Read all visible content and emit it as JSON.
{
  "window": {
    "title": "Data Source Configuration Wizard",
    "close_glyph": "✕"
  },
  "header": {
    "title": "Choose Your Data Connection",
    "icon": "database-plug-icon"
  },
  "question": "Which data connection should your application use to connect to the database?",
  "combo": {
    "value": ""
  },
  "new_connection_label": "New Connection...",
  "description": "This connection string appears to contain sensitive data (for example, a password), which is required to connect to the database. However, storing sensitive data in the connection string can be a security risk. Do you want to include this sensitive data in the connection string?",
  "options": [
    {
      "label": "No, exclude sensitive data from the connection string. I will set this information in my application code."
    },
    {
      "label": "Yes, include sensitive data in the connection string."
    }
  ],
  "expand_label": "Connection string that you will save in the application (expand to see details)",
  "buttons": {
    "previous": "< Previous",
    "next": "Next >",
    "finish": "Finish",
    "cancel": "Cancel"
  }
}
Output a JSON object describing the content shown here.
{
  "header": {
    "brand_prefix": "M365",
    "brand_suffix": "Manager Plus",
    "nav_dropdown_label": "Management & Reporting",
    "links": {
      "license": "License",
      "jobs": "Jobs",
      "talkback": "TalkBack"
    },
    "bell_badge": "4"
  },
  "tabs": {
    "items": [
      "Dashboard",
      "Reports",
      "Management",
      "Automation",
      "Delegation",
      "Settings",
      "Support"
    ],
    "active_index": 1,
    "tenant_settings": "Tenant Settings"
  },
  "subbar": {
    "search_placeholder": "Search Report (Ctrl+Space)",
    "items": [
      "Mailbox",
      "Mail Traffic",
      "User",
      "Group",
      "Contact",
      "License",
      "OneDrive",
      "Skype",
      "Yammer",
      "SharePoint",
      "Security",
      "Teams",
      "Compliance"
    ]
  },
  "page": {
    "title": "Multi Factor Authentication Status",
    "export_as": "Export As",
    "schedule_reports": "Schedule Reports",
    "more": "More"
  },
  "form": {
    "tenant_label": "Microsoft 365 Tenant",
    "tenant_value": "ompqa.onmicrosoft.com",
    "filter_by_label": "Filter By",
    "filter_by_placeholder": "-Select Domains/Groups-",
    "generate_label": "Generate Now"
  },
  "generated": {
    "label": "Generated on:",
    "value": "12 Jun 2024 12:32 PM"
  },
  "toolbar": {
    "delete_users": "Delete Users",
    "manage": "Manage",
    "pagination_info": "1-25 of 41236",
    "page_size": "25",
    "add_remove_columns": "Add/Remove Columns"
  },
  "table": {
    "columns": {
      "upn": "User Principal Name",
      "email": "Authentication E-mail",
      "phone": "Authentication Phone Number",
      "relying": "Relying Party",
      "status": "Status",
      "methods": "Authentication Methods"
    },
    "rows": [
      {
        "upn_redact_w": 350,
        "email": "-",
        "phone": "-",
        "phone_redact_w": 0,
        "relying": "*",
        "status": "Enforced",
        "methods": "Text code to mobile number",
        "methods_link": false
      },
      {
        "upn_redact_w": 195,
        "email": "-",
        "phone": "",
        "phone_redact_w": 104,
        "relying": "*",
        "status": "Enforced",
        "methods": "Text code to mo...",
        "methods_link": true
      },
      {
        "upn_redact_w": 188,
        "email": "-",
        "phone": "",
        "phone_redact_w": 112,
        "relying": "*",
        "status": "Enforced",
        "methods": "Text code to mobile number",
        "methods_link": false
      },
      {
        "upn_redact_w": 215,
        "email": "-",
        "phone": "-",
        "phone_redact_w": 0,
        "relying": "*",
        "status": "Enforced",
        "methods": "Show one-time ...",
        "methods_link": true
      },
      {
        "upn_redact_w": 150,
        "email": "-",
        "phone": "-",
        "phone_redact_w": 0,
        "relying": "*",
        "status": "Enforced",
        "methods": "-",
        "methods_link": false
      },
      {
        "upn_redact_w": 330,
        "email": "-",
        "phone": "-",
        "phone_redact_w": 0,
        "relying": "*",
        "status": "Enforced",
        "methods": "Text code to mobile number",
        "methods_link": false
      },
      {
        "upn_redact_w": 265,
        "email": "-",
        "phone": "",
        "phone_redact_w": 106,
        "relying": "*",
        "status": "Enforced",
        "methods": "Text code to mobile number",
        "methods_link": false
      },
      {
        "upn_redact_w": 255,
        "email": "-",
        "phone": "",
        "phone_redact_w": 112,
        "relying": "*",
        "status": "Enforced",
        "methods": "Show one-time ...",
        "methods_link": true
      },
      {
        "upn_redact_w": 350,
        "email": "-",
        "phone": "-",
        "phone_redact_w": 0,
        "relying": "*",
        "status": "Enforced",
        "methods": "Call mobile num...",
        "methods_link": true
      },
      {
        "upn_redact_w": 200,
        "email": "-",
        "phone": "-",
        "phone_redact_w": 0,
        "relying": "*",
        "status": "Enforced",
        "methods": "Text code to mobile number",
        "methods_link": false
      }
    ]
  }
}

What you will do:
Return all of the data precisely as it appears.

Response to this exercise:
Read all visible content and emit it as JSON.
{
  "window": {
    "title": "Data Source Configuration Wizard",
    "close_glyph": "✕"
  },
  "header": {
    "title": "Choose Your Data Connection",
    "icon": "database-plug-icon"
  },
  "question": "Which data connection should your application use to connect to the database?",
  "combo": {
    "value": ""
  },
  "new_connection_label": "New Connection...",
  "description": "This connection string appears to contain sensitive data (for example, a password), which is required to connect to the database. However, storing sensitive data in the connection string can be a security risk. Do you want to include this sensitive data in the connection string?",
  "options": [
    {
      "label": "No, exclude sensitive data from the connection string. I will set this information in my application code."
    },
    {
      "label": "Yes, include sensitive data in the connection string."
    }
  ],
  "expand_label": "Connection string that you will save in the application (expand to see details)",
  "buttons": {
    "previous": "< Previous",
    "next": "Next >",
    "finish": "Finish",
    "cancel": "Cancel"
  }
}
Output a JSON object describing the content shown here.
{
  "header": {
    "brand_prefix": "M365",
    "brand_suffix": "Manager Plus",
    "nav_dropdown_label": "Management & Reporting",
    "links": {
      "license": "License",
      "jobs": "Jobs",
      "talkback": "TalkBack"
    },
    "bell_badge": "4"
  },
  "tabs": {
    "items": [
      "Dashboard",
      "Reports",
      "Management",
      "Automation",
      "Delegation",
      "Settings",
      "Support"
    ],
    "active_index": 1,
    "tenant_settings": "Tenant Settings"
  },
  "subbar": {
    "search_placeholder": "Search Report (Ctrl+Space)",
    "items": [
      "Mailbox",
      "Mail Traffic",
      "User",
      "Group",
      "Contact",
      "License",
      "OneDrive",
      "Skype",
      "Yammer",
      "SharePoint",
      "Security",
      "Teams",
      "Compliance"
    ]
  },
  "page": {
    "title": "Multi Factor Authentication Status",
    "export_as": "Export As",
    "schedule_reports": "Schedule Reports",
    "more": "More"
  },
  "form": {
    "tenant_label": "Microsoft 365 Tenant",
    "tenant_value": "ompqa.onmicrosoft.com",
    "filter_by_label": "Filter By",
    "filter_by_placeholder": "-Select Domains/Groups-",
    "generate_label": "Generate Now"
  },
  "generated": {
    "label": "Generated on:",
    "value": "12 Jun 2024 12:32 PM"
  },
  "toolbar": {
    "delete_users": "Delete Users",
    "manage": "Manage",
    "pagination_info": "1-25 of 41236",
    "page_size": "25",
    "add_remove_columns": "Add/Remove Columns"
  },
  "table": {
    "columns": {
      "upn": "User Principal Name",
      "email": "Authentication E-mail",
      "phone": "Authentication Phone Number",
      "relying": "Relying Party",
      "status": "Status",
      "methods": "Authentication Methods"
    },
    "rows": [
      {
        "upn_redact_w": 350,
        "email": "-",
        "phone": "-",
        "phone_redact_w": 0,
        "relying": "*",
        "status": "Enforced",
        "methods": "Text code to mobile number",
        "methods_link": false
      },
      {
        "upn_redact_w": 195,
        "email": "-",
        "phone": "",
        "phone_redact_w": 104,
        "relying": "*",
        "status": "Enforced",
        "methods": "Text code to mo...",
        "methods_link": true
      },
      {
        "upn_redact_w": 188,
        "email": "-",
        "phone": "",
        "phone_redact_w": 112,
        "relying": "*",
        "status": "Enforced",
        "methods": "Text code to mobile number",
        "methods_link": false
      },
      {
        "upn_redact_w": 215,
        "email": "-",
        "phone": "-",
        "phone_redact_w": 0,
        "relying": "*",
        "status": "Enforced",
        "methods": "Show one-time ...",
        "methods_link": true
      },
      {
        "upn_redact_w": 150,
        "email": "-",
        "phone": "-",
        "phone_redact_w": 0,
        "relying": "*",
        "status": "Enforced",
        "methods": "-",
        "methods_link": false
      },
      {
        "upn_redact_w": 330,
        "email": "-",
        "phone": "-",
        "phone_redact_w": 0,
        "relying": "*",
        "status": "Enforced",
        "methods": "Text code to mobile number",
        "methods_link": false
      },
      {
        "upn_redact_w": 265,
        "email": "-",
        "phone": "",
        "phone_redact_w": 106,
        "relying": "*",
        "status": "Enforced",
        "methods": "Text code to mobile number",
        "methods_link": false
      },
      {
        "upn_redact_w": 255,
        "email": "-",
        "phone": "",
        "phone_redact_w": 112,
        "relying": "*",
        "status": "Enforced",
        "methods": "Show one-time ...",
        "methods_link": true
      },
      {
        "upn_redact_w": 350,
        "email": "-",
        "phone": "-",
        "phone_redact_w": 0,
        "relying": "*",
        "status": "Enforced",
        "methods": "Call mobile num...",
        "methods_link": true
      },
      {
        "upn_redact_w": 200,
        "email": "-",
        "phone": "-",
        "phone_redact_w": 0,
        "relying": "*",
        "status": "Enforced",
        "methods": "Text code to mobile number",
        "methods_link": false
      }
    ]
  }
}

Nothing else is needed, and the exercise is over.